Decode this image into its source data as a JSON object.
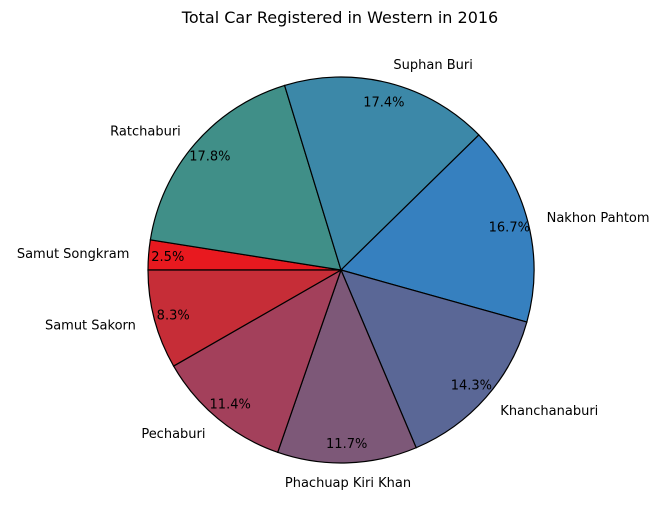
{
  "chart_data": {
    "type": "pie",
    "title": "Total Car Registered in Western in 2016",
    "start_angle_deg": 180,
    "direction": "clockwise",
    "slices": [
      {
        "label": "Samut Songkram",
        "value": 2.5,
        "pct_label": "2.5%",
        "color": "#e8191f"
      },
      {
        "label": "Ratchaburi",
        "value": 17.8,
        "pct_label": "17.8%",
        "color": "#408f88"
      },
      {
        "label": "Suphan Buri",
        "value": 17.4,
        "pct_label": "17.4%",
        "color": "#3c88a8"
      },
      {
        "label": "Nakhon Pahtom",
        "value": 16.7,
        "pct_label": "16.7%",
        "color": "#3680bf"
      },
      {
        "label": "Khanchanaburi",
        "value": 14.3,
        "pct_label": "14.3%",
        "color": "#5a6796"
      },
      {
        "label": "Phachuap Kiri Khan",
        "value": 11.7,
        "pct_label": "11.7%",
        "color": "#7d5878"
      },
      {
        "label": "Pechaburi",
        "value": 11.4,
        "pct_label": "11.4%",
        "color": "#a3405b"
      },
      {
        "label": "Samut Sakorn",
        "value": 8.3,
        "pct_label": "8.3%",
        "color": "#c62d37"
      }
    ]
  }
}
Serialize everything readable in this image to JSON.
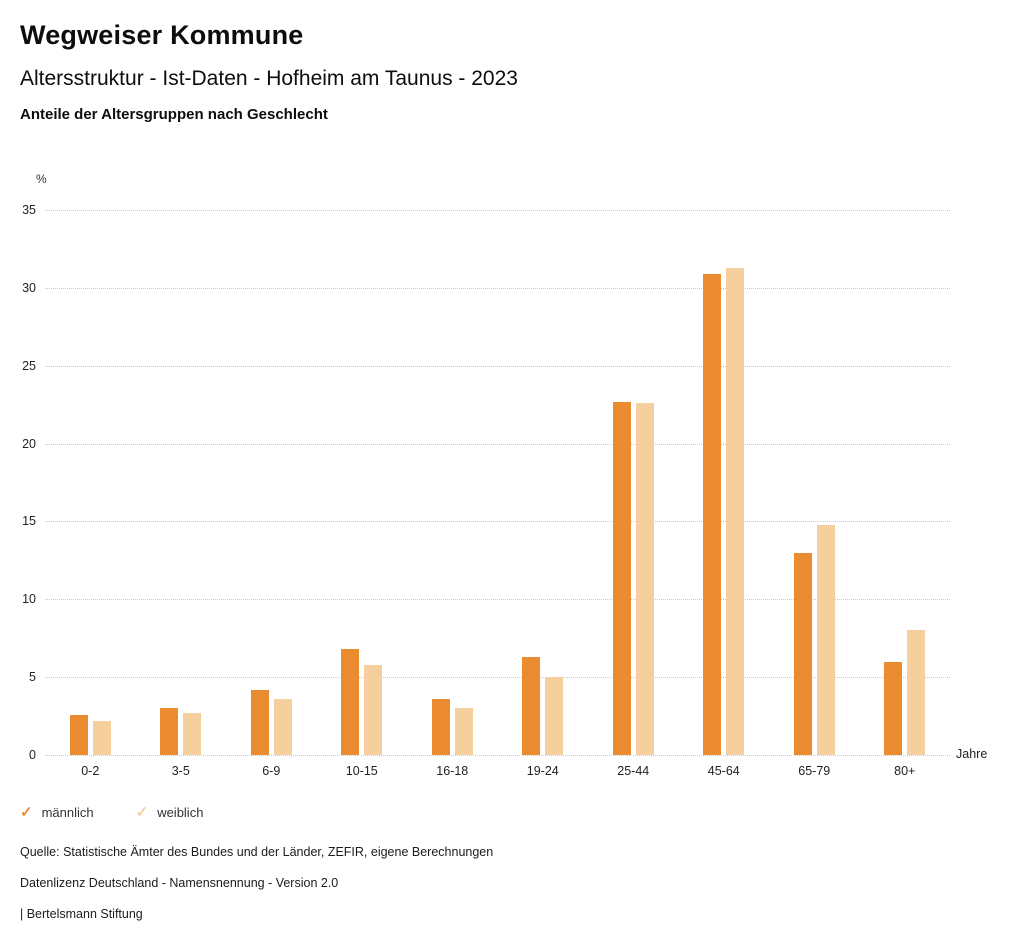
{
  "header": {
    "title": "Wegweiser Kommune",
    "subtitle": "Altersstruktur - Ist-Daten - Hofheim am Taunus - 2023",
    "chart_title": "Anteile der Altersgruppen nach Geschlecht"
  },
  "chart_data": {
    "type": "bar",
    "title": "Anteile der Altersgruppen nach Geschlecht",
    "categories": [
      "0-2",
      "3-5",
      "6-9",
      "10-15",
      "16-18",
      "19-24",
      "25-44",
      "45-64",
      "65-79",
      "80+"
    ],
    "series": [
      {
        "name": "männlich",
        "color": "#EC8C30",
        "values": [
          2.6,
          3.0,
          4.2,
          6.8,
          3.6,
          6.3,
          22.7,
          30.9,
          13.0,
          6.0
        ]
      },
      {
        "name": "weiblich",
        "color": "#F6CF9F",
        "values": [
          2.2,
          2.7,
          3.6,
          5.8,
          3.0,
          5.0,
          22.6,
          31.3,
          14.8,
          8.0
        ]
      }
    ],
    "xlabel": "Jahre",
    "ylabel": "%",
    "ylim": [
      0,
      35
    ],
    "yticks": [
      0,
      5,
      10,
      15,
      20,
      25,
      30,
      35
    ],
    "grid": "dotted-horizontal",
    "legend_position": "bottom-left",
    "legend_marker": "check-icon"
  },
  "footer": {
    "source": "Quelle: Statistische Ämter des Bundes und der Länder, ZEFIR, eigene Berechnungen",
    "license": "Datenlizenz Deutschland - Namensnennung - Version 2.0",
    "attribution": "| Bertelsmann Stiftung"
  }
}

■ WHAT THE TASK ASKS
Do not include the images; transcribe the rest of the listing exactly.

■ RESULT OF THE TASK
Decode this image into its source data as a JSON object.
{
  "chart_data": {
    "type": "pie",
    "title": "Total Car Registered in Western in 2016",
    "start_angle_deg": 180,
    "direction": "clockwise",
    "slices": [
      {
        "label": "Samut Songkram",
        "value": 2.5,
        "pct_label": "2.5%",
        "color": "#e8191f"
      },
      {
        "label": "Ratchaburi",
        "value": 17.8,
        "pct_label": "17.8%",
        "color": "#408f88"
      },
      {
        "label": "Suphan Buri",
        "value": 17.4,
        "pct_label": "17.4%",
        "color": "#3c88a8"
      },
      {
        "label": "Nakhon Pahtom",
        "value": 16.7,
        "pct_label": "16.7%",
        "color": "#3680bf"
      },
      {
        "label": "Khanchanaburi",
        "value": 14.3,
        "pct_label": "14.3%",
        "color": "#5a6796"
      },
      {
        "label": "Phachuap Kiri Khan",
        "value": 11.7,
        "pct_label": "11.7%",
        "color": "#7d5878"
      },
      {
        "label": "Pechaburi",
        "value": 11.4,
        "pct_label": "11.4%",
        "color": "#a3405b"
      },
      {
        "label": "Samut Sakorn",
        "value": 8.3,
        "pct_label": "8.3%",
        "color": "#c62d37"
      }
    ]
  }
}
Serialize everything readable in this image to JSON.
{
  "header": {
    "title": "Wegweiser Kommune",
    "subtitle": "Altersstruktur - Ist-Daten - Hofheim am Taunus - 2023",
    "chart_title": "Anteile der Altersgruppen nach Geschlecht"
  },
  "chart_data": {
    "type": "bar",
    "title": "Anteile der Altersgruppen nach Geschlecht",
    "categories": [
      "0-2",
      "3-5",
      "6-9",
      "10-15",
      "16-18",
      "19-24",
      "25-44",
      "45-64",
      "65-79",
      "80+"
    ],
    "series": [
      {
        "name": "männlich",
        "color": "#EC8C30",
        "values": [
          2.6,
          3.0,
          4.2,
          6.8,
          3.6,
          6.3,
          22.7,
          30.9,
          13.0,
          6.0
        ]
      },
      {
        "name": "weiblich",
        "color": "#F6CF9F",
        "values": [
          2.2,
          2.7,
          3.6,
          5.8,
          3.0,
          5.0,
          22.6,
          31.3,
          14.8,
          8.0
        ]
      }
    ],
    "xlabel": "Jahre",
    "ylabel": "%",
    "ylim": [
      0,
      35
    ],
    "yticks": [
      0,
      5,
      10,
      15,
      20,
      25,
      30,
      35
    ],
    "grid": "dotted-horizontal",
    "legend_position": "bottom-left",
    "legend_marker": "check-icon"
  },
  "footer": {
    "source": "Quelle: Statistische Ämter des Bundes und der Länder, ZEFIR, eigene Berechnungen",
    "license": "Datenlizenz Deutschland - Namensnennung - Version 2.0",
    "attribution": "| Bertelsmann Stiftung"
  }
}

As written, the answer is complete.